** START **
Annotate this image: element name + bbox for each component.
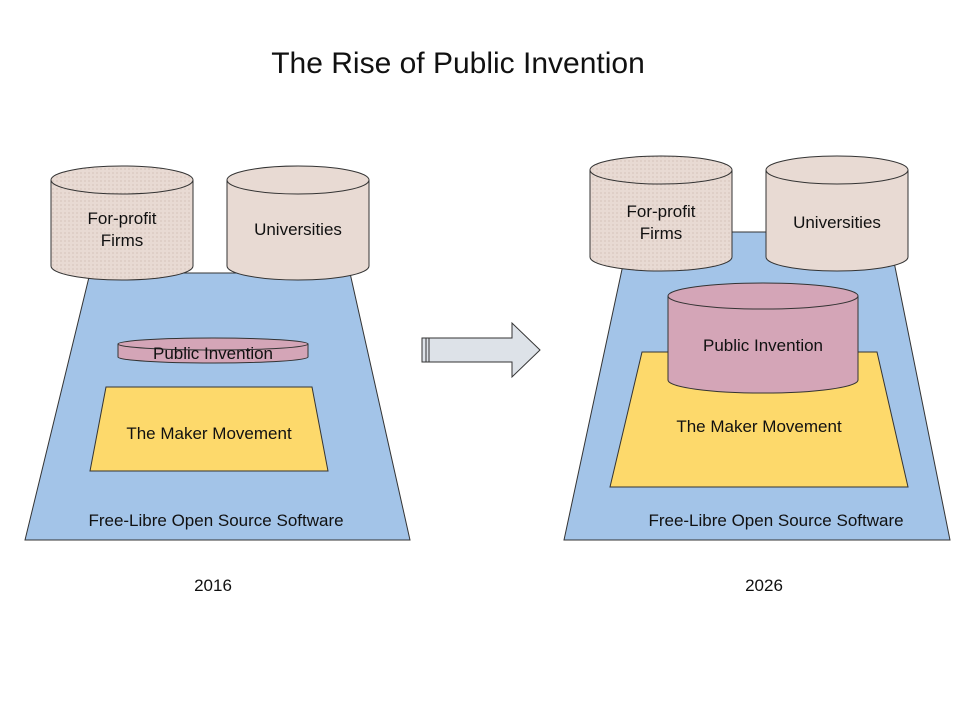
maker-label-2026: The Maker Movement <box>676 417 842 436</box>
public-invention-label-2026: Public Invention <box>703 336 823 355</box>
right-arrow-icon <box>421 321 541 379</box>
firms-label-line1-2016: For-profit <box>88 209 157 228</box>
for-profit-firms-cylinder-2016: For-profit Firms <box>50 165 194 281</box>
panel-2026: Free-Libre Open Source Software The Make… <box>563 155 951 595</box>
firms-label-line1-2026: For-profit <box>627 202 696 221</box>
foss-label-2026: Free-Libre Open Source Software <box>648 511 903 530</box>
maker-label-2016: The Maker Movement <box>126 424 292 443</box>
diagram-title: The Rise of Public Invention <box>271 47 645 80</box>
universities-label-2016: Universities <box>254 220 342 239</box>
for-profit-firms-cylinder-2026: For-profit Firms <box>589 155 733 272</box>
universities-cylinder-2016: Universities <box>226 165 370 281</box>
universities-label-2026: Universities <box>793 213 881 232</box>
maker-movement-2016 <box>89 386 329 472</box>
public-invention-label-2016: Public Invention <box>153 344 273 363</box>
public-invention-cylinder-2016: Public Invention <box>117 337 309 364</box>
year-label-2026: 2026 <box>745 576 783 595</box>
public-invention-cylinder-2026: Public Invention <box>667 282 859 394</box>
year-label-2016: 2016 <box>194 576 232 595</box>
firms-label-line2-2026: Firms <box>640 224 682 243</box>
foss-label-2016: Free-Libre Open Source Software <box>88 511 343 530</box>
firms-label-line2-2016: Firms <box>101 231 143 250</box>
universities-cylinder-2026: Universities <box>765 155 909 272</box>
panel-2016: Free-Libre Open Source Software The Make… <box>24 165 411 595</box>
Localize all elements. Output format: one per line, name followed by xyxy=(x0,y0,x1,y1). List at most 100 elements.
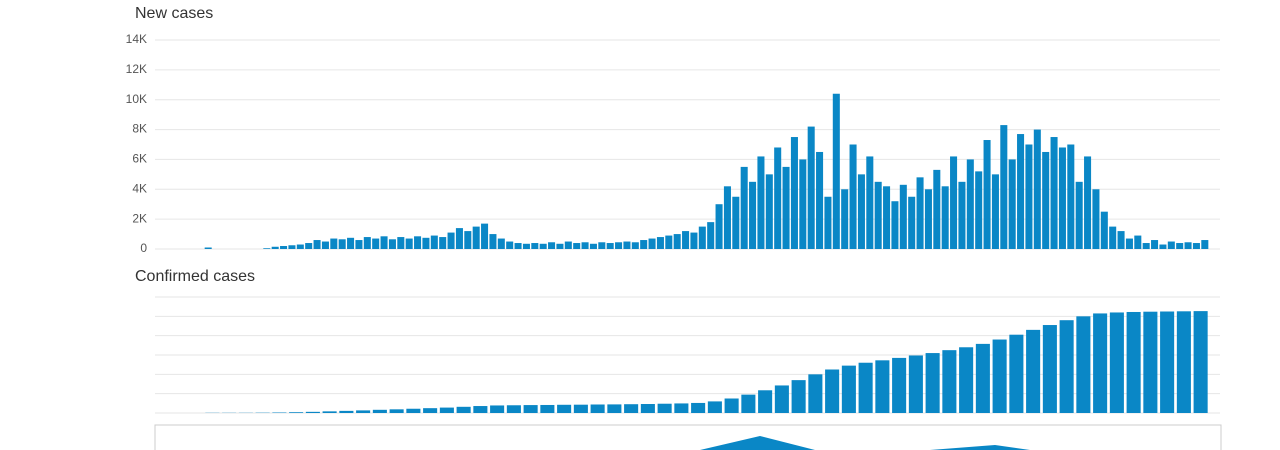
bar xyxy=(321,241,329,249)
bar xyxy=(740,166,748,249)
bar xyxy=(782,166,790,249)
bar xyxy=(1184,242,1192,249)
bar xyxy=(631,242,639,249)
bar xyxy=(832,93,840,249)
bar xyxy=(531,243,539,249)
bar xyxy=(347,237,355,249)
bar xyxy=(899,184,907,249)
bar xyxy=(1134,235,1142,249)
bar xyxy=(916,177,924,249)
bar xyxy=(1176,311,1191,413)
bar xyxy=(1025,144,1033,249)
navigator-shape xyxy=(930,445,1030,450)
bar xyxy=(389,409,404,413)
bar xyxy=(606,243,614,249)
bar xyxy=(581,242,589,249)
bar xyxy=(690,232,698,249)
bar xyxy=(765,174,773,249)
bar xyxy=(992,339,1007,413)
bar xyxy=(1076,316,1091,413)
bar xyxy=(455,228,463,249)
bar xyxy=(607,404,622,413)
bar xyxy=(464,231,472,249)
bar xyxy=(380,236,388,249)
bar xyxy=(624,404,639,413)
bar xyxy=(573,243,581,249)
bar xyxy=(548,242,556,249)
bar xyxy=(356,410,371,413)
y-tick-label: 0 xyxy=(140,241,147,255)
bar xyxy=(456,406,471,413)
bar xyxy=(590,404,605,413)
bar xyxy=(363,237,371,249)
bar xyxy=(656,237,664,249)
bar xyxy=(1092,189,1100,249)
bar xyxy=(414,236,422,249)
bar xyxy=(715,204,723,249)
bar xyxy=(799,159,807,249)
bar xyxy=(372,409,387,413)
bar xyxy=(698,226,706,249)
bar xyxy=(807,126,815,249)
bar xyxy=(758,390,773,413)
bar xyxy=(732,196,740,249)
bar xyxy=(707,222,715,249)
bar xyxy=(791,380,806,413)
bar xyxy=(564,241,572,249)
bar xyxy=(489,234,497,249)
bar xyxy=(808,374,823,413)
bar xyxy=(1109,312,1124,413)
bar xyxy=(1093,313,1108,413)
bar xyxy=(405,238,413,249)
bar xyxy=(790,137,798,249)
bar xyxy=(959,347,974,413)
bar xyxy=(522,243,530,249)
bar xyxy=(313,240,321,249)
bar xyxy=(490,405,505,413)
bar xyxy=(1075,181,1083,249)
bar xyxy=(942,350,957,413)
y-tick-label: 10K xyxy=(126,92,147,106)
bar xyxy=(296,244,304,249)
bar xyxy=(707,401,722,413)
bar xyxy=(975,171,983,249)
navigator-frame[interactable] xyxy=(154,424,1222,450)
bar xyxy=(924,189,932,249)
bar xyxy=(422,237,430,249)
bar xyxy=(263,248,271,249)
bar xyxy=(1009,334,1024,413)
y-tick-label: 6K xyxy=(132,152,147,166)
bar xyxy=(338,239,346,249)
bar xyxy=(841,189,849,249)
bar xyxy=(1084,156,1092,249)
bar xyxy=(514,243,522,249)
bar xyxy=(774,385,789,413)
bar xyxy=(1143,311,1158,413)
navigator[interactable] xyxy=(154,424,1222,450)
bar xyxy=(682,231,690,249)
bar xyxy=(1017,134,1025,249)
chart-title: New cases xyxy=(135,5,213,22)
bar xyxy=(556,243,564,249)
bar xyxy=(406,408,421,413)
bar xyxy=(289,412,304,413)
bar xyxy=(1058,147,1066,249)
bar xyxy=(204,247,212,249)
bar xyxy=(891,201,899,249)
bar xyxy=(1000,125,1008,249)
bar xyxy=(640,240,648,249)
bar xyxy=(589,243,597,249)
bar xyxy=(1167,241,1175,249)
bar xyxy=(271,246,279,249)
bar xyxy=(1159,244,1167,249)
bar xyxy=(925,353,940,413)
y-tick-label: 8K xyxy=(132,122,147,136)
bar xyxy=(892,357,907,413)
bar xyxy=(1117,231,1125,249)
bar xyxy=(874,181,882,249)
y-tick-label: 12K xyxy=(126,62,147,76)
bar xyxy=(908,196,916,249)
bar xyxy=(640,404,655,413)
bar xyxy=(723,186,731,249)
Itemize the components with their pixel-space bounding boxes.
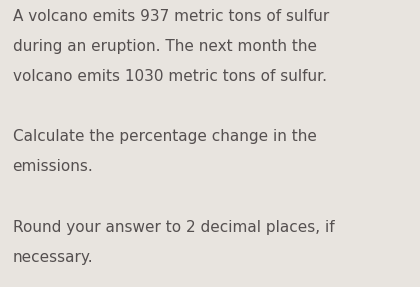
Text: volcano emits 1030 metric tons of sulfur.: volcano emits 1030 metric tons of sulfur…	[13, 69, 327, 84]
Text: during an eruption. The next month the: during an eruption. The next month the	[13, 39, 317, 54]
Text: Round your answer to 2 decimal places, if: Round your answer to 2 decimal places, i…	[13, 220, 334, 234]
Text: A volcano emits 937 metric tons of sulfur: A volcano emits 937 metric tons of sulfu…	[13, 9, 329, 24]
Text: emissions.: emissions.	[13, 159, 93, 174]
Text: Calculate the percentage change in the: Calculate the percentage change in the	[13, 129, 317, 144]
Text: necessary.: necessary.	[13, 250, 93, 265]
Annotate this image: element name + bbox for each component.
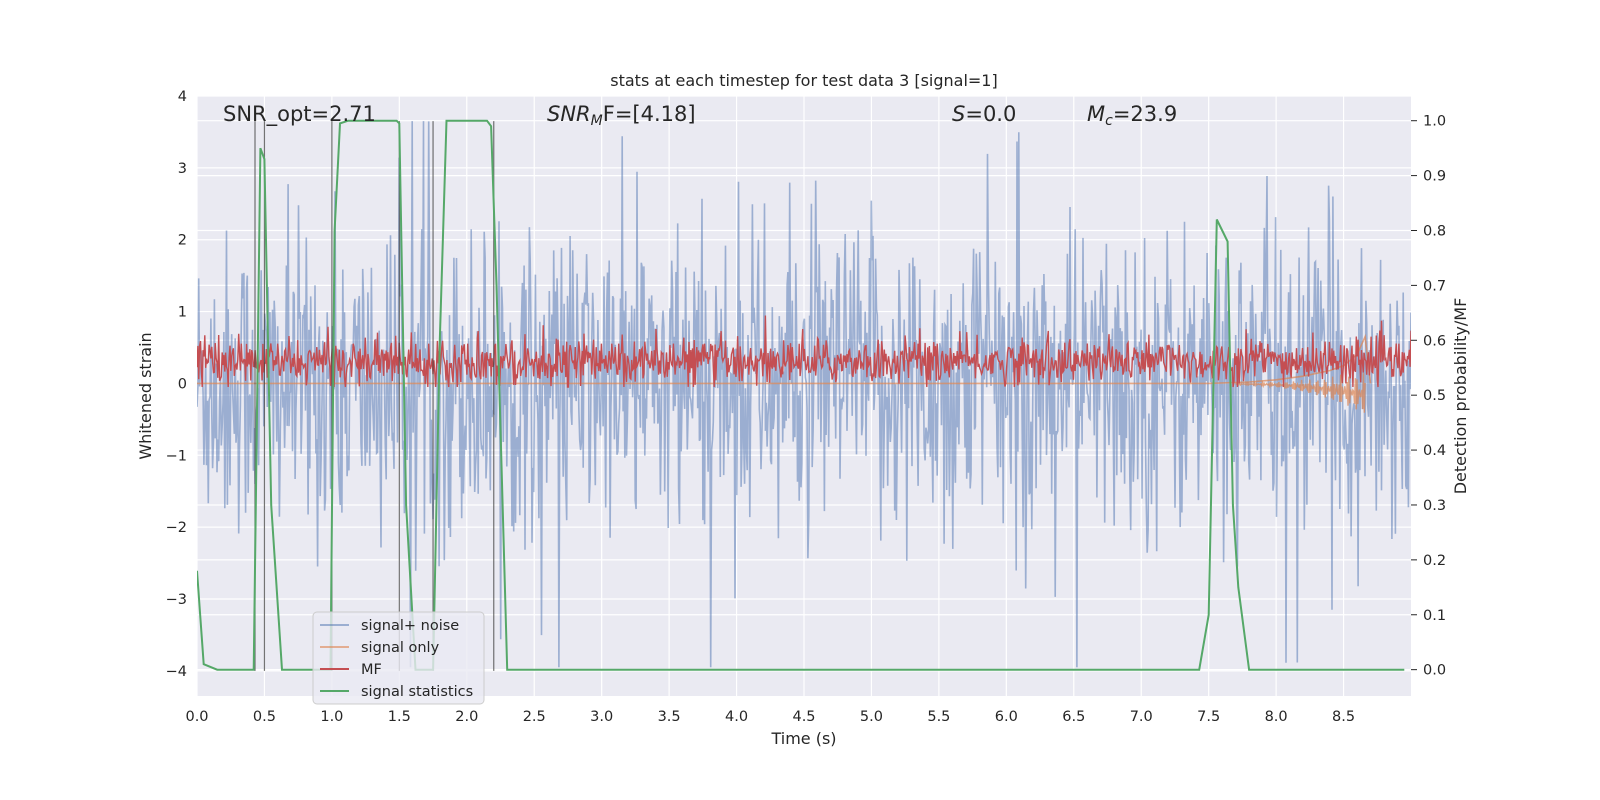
annotation-s-value: =0.0 — [965, 102, 1016, 126]
y-axis-ticks: 4 3 2 1 0 −1 −2 −3 −4 — [166, 89, 187, 680]
x-tick-label: 4.5 — [792, 709, 815, 725]
x-tick-label: 3.5 — [658, 709, 681, 725]
annotation-s-symbol: S — [952, 102, 965, 126]
plot-series — [197, 119, 1411, 671]
y-right-tick-label: 0.6 — [1423, 333, 1446, 349]
y-tick-label: 0 — [178, 376, 187, 392]
y-right-tick-label: 1.0 — [1423, 114, 1446, 130]
x-tick-label: 8.0 — [1265, 709, 1288, 725]
y-right-tick-label: 0.3 — [1423, 498, 1446, 514]
x-tick-label: 7.0 — [1130, 709, 1153, 725]
y-tick-label: 1 — [178, 305, 187, 321]
x-tick-label: 2.0 — [455, 709, 478, 725]
x-axis-label: Time (s) — [770, 729, 836, 748]
x-tick-label: 5.5 — [927, 709, 950, 725]
y-tick-label: −1 — [166, 448, 187, 464]
x-tick-label: 6.0 — [995, 709, 1018, 725]
x-tick-label: 4.0 — [725, 709, 748, 725]
x-tick-label: 6.5 — [1062, 709, 1085, 725]
legend-box — [312, 611, 485, 705]
y-axis-right-ticks: 1.0 0.9 0.8 0.7 0.6 0.5 0.4 0.3 0.2 0.1 0.0 — [1411, 114, 1446, 679]
annotation-mc-subscript: c — [1105, 113, 1113, 129]
chart-title: stats at each timestep for test data 3 [… — [610, 71, 997, 90]
x-tick-label: 1.5 — [388, 709, 411, 725]
annotation-snr-mf-subscript: M — [591, 113, 603, 129]
x-tick-label: 8.5 — [1332, 709, 1355, 725]
annotation-snr-mf-symbol: SNR — [547, 102, 591, 126]
annotation-mc-symbol: M — [1087, 102, 1105, 126]
y-axis-right-label: Detection probability/MF — [1451, 298, 1470, 495]
x-axis-ticks: 0.0 0.5 1.0 1.5 2.0 2.5 3.0 3.5 4.0 4.5 5.0 5.5 6.0 6… — [185, 709, 1355, 725]
y-tick-label: −2 — [166, 520, 187, 536]
annotation-mc-value: =23.9 — [1113, 102, 1177, 126]
y-right-tick-label: 0.1 — [1423, 608, 1446, 624]
legend-label-signal-noise: signal+ noise — [361, 618, 459, 634]
x-tick-label: 3.0 — [590, 709, 613, 725]
x-tick-label: 5.0 — [860, 709, 883, 725]
legend: signal+ noise signal only MF signal stat… — [312, 611, 485, 705]
legend-label-signal-only: signal only — [361, 640, 440, 656]
y-right-tick-label: 0.4 — [1423, 443, 1446, 459]
y-right-tick-label: 0.8 — [1423, 223, 1446, 239]
y-right-tick-label: 0.7 — [1423, 278, 1446, 294]
legend-label-signal-statistics: signal statistics — [361, 684, 473, 700]
x-tick-label: 7.5 — [1197, 709, 1220, 725]
x-tick-label: 0.0 — [185, 709, 208, 725]
y-tick-label: 2 — [178, 233, 187, 249]
y-right-tick-label: 0.5 — [1423, 388, 1446, 404]
annotation-mc: Mc=23.9 — [1087, 102, 1177, 129]
y-right-tick-label: 0.9 — [1423, 169, 1446, 185]
annotation-s: S=0.0 — [952, 102, 1016, 126]
x-tick-label: 0.5 — [253, 709, 276, 725]
y-right-tick-label: 0.0 — [1423, 663, 1446, 679]
series-signal-statistics-line — [197, 119, 1405, 671]
series-signal-only-line — [197, 333, 1372, 385]
y-axis-label: Whitened strain — [136, 332, 155, 459]
annotation-snr-opt: SNR_opt=2.71 — [223, 102, 376, 127]
series-signal-only-chirp — [1235, 373, 1366, 413]
y-tick-label: 4 — [178, 89, 187, 105]
x-tick-label: 2.5 — [523, 709, 546, 725]
annotation-snr-mf: SNRMF=[4.18] — [547, 102, 696, 129]
y-tick-label: −3 — [166, 592, 187, 608]
y-right-tick-label: 0.2 — [1423, 553, 1446, 569]
x-tick-label: 1.0 — [320, 709, 343, 725]
y-tick-label: −4 — [166, 664, 187, 680]
annotation-snr-mf-value: F=[4.18] — [603, 102, 696, 126]
legend-label-mf: MF — [361, 662, 382, 678]
y-tick-label: 3 — [178, 161, 187, 177]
** END **
Copy the data from the line holding "annotation-s-value: =0.0 —" through the line holding "x-axis-label: Time (s) — [770, 729, 836, 748]", inclusive, changing every "x-tick-label" to "x-axis-tick-label" and keeping everything else the same.

▸ **Solution for this problem**
annotation-s-value: =0.0 — [965, 102, 1016, 126]
y-axis-ticks: 4 3 2 1 0 −1 −2 −3 −4 — [166, 89, 187, 680]
x-axis-tick-label: 4.5 — [792, 709, 815, 725]
x-axis-tick-label: 3.5 — [658, 709, 681, 725]
annotation-s-symbol: S — [952, 102, 965, 126]
plot-series — [197, 119, 1411, 671]
y-right-tick-label: 0.6 — [1423, 333, 1446, 349]
y-tick-label: 0 — [178, 376, 187, 392]
y-right-tick-label: 1.0 — [1423, 114, 1446, 130]
x-axis-tick-label: 8.0 — [1265, 709, 1288, 725]
y-right-tick-label: 0.3 — [1423, 498, 1446, 514]
x-axis-tick-label: 7.0 — [1130, 709, 1153, 725]
y-tick-label: 1 — [178, 305, 187, 321]
x-axis-tick-label: 2.0 — [455, 709, 478, 725]
x-axis-label: Time (s) — [770, 729, 836, 748]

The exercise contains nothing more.